··· THE DATA ···

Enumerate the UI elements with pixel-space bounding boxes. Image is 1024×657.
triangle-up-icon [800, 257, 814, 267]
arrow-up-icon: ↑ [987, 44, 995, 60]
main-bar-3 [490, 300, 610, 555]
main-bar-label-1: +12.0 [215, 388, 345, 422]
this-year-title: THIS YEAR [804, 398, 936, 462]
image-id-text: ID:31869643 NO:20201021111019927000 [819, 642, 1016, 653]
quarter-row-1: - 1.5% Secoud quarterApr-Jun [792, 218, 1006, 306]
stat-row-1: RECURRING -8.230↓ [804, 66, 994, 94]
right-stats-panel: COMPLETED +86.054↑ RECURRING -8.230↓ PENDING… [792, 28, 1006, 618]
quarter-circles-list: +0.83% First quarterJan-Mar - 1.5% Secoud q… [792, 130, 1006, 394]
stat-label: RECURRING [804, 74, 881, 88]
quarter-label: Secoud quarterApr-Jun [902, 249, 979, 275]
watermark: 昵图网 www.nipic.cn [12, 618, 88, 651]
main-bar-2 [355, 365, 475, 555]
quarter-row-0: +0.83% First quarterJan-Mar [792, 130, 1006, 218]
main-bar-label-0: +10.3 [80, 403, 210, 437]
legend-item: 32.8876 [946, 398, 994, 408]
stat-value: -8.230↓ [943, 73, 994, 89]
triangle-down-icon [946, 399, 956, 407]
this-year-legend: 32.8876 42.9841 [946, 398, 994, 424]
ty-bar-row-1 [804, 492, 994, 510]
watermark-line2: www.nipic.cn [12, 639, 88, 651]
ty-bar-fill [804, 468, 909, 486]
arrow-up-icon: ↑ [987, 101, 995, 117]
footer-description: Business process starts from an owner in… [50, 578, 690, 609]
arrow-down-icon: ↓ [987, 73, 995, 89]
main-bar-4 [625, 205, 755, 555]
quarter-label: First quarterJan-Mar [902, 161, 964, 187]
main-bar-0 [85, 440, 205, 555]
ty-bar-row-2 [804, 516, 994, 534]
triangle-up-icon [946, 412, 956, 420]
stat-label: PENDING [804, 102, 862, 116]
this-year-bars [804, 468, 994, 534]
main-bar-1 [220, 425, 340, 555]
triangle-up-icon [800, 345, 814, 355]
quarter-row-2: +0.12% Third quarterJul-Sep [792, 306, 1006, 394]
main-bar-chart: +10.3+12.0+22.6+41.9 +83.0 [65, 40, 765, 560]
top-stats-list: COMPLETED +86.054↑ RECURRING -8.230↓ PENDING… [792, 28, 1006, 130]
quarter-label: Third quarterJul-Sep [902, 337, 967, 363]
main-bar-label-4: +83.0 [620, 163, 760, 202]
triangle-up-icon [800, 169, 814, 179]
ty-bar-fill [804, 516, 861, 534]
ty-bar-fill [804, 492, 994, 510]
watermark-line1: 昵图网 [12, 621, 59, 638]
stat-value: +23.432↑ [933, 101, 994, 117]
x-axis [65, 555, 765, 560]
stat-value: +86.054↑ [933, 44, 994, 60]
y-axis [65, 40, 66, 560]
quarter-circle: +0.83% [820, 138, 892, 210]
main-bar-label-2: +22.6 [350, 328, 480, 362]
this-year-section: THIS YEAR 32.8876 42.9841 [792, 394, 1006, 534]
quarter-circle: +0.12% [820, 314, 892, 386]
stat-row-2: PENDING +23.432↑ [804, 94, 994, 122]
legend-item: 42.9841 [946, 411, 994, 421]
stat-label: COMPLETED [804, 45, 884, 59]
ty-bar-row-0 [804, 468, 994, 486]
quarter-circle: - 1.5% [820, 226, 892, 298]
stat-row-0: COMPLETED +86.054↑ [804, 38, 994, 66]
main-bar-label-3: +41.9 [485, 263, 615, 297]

···

Can you copy every line of the listing above word for word, keeping each character and number unchanged?

EXERCISE RESPONSE:
Enumerate the UI elements with pixel-space bounding boxes. Image is 1024×657.
triangle-up-icon [800, 257, 814, 267]
arrow-up-icon: ↑ [987, 44, 995, 60]
main-bar-3 [490, 300, 610, 555]
main-bar-label-1: +12.0 [215, 388, 345, 422]
this-year-title: THIS YEAR [804, 398, 936, 462]
image-id-text: ID:31869643 NO:20201021111019927000 [819, 642, 1016, 653]
quarter-row-1: - 1.5% Secoud quarterApr-Jun [792, 218, 1006, 306]
stat-row-1: RECURRING -8.230↓ [804, 66, 994, 94]
right-stats-panel: COMPLETED +86.054↑ RECURRING -8.230↓ PENDING… [792, 28, 1006, 618]
quarter-circles-list: +0.83% First quarterJan-Mar - 1.5% Secoud q… [792, 130, 1006, 394]
stat-label: RECURRING [804, 74, 881, 88]
quarter-label: Secoud quarterApr-Jun [902, 249, 979, 275]
watermark: 昵图网 www.nipic.cn [12, 618, 88, 651]
main-bar-2 [355, 365, 475, 555]
quarter-row-0: +0.83% First quarterJan-Mar [792, 130, 1006, 218]
main-bar-label-0: +10.3 [80, 403, 210, 437]
legend-item: 32.8876 [946, 398, 994, 408]
stat-value: -8.230↓ [943, 73, 994, 89]
triangle-down-icon [946, 399, 956, 407]
this-year-legend: 32.8876 42.9841 [946, 398, 994, 424]
ty-bar-row-1 [804, 492, 994, 510]
watermark-line2: www.nipic.cn [12, 639, 88, 651]
ty-bar-fill [804, 468, 909, 486]
arrow-up-icon: ↑ [987, 101, 995, 117]
footer-description: Business process starts from an owner in… [50, 578, 690, 609]
arrow-down-icon: ↓ [987, 73, 995, 89]
main-bar-4 [625, 205, 755, 555]
quarter-label: First quarterJan-Mar [902, 161, 964, 187]
main-bar-0 [85, 440, 205, 555]
ty-bar-row-2 [804, 516, 994, 534]
triangle-up-icon [946, 412, 956, 420]
stat-label: PENDING [804, 102, 862, 116]
this-year-bars [804, 468, 994, 534]
main-bar-1 [220, 425, 340, 555]
triangle-up-icon [800, 345, 814, 355]
quarter-row-2: +0.12% Third quarterJul-Sep [792, 306, 1006, 394]
main-bar-chart: +10.3+12.0+22.6+41.9 +83.0 [65, 40, 765, 560]
top-stats-list: COMPLETED +86.054↑ RECURRING -8.230↓ PENDING… [792, 28, 1006, 130]
quarter-label: Third quarterJul-Sep [902, 337, 967, 363]
main-bar-label-4: +83.0 [620, 163, 760, 202]
triangle-up-icon [800, 169, 814, 179]
ty-bar-fill [804, 516, 861, 534]
ty-bar-fill [804, 492, 994, 510]
watermark-line1: 昵图网 [12, 621, 59, 638]
stat-value: +23.432↑ [933, 101, 994, 117]
x-axis [65, 555, 765, 560]
stat-value: +86.054↑ [933, 44, 994, 60]
y-axis [65, 40, 66, 560]
quarter-circle: +0.83% [820, 138, 892, 210]
main-bar-label-2: +22.6 [350, 328, 480, 362]
this-year-section: THIS YEAR 32.8876 42.9841 [792, 394, 1006, 534]
quarter-circle: +0.12% [820, 314, 892, 386]
stat-row-2: PENDING +23.432↑ [804, 94, 994, 122]
legend-item: 42.9841 [946, 411, 994, 421]
stat-label: COMPLETED [804, 45, 884, 59]
ty-bar-row-0 [804, 468, 994, 486]
quarter-circle: - 1.5% [820, 226, 892, 298]
stat-row-0: COMPLETED +86.054↑ [804, 38, 994, 66]
main-bar-label-3: +41.9 [485, 263, 615, 297]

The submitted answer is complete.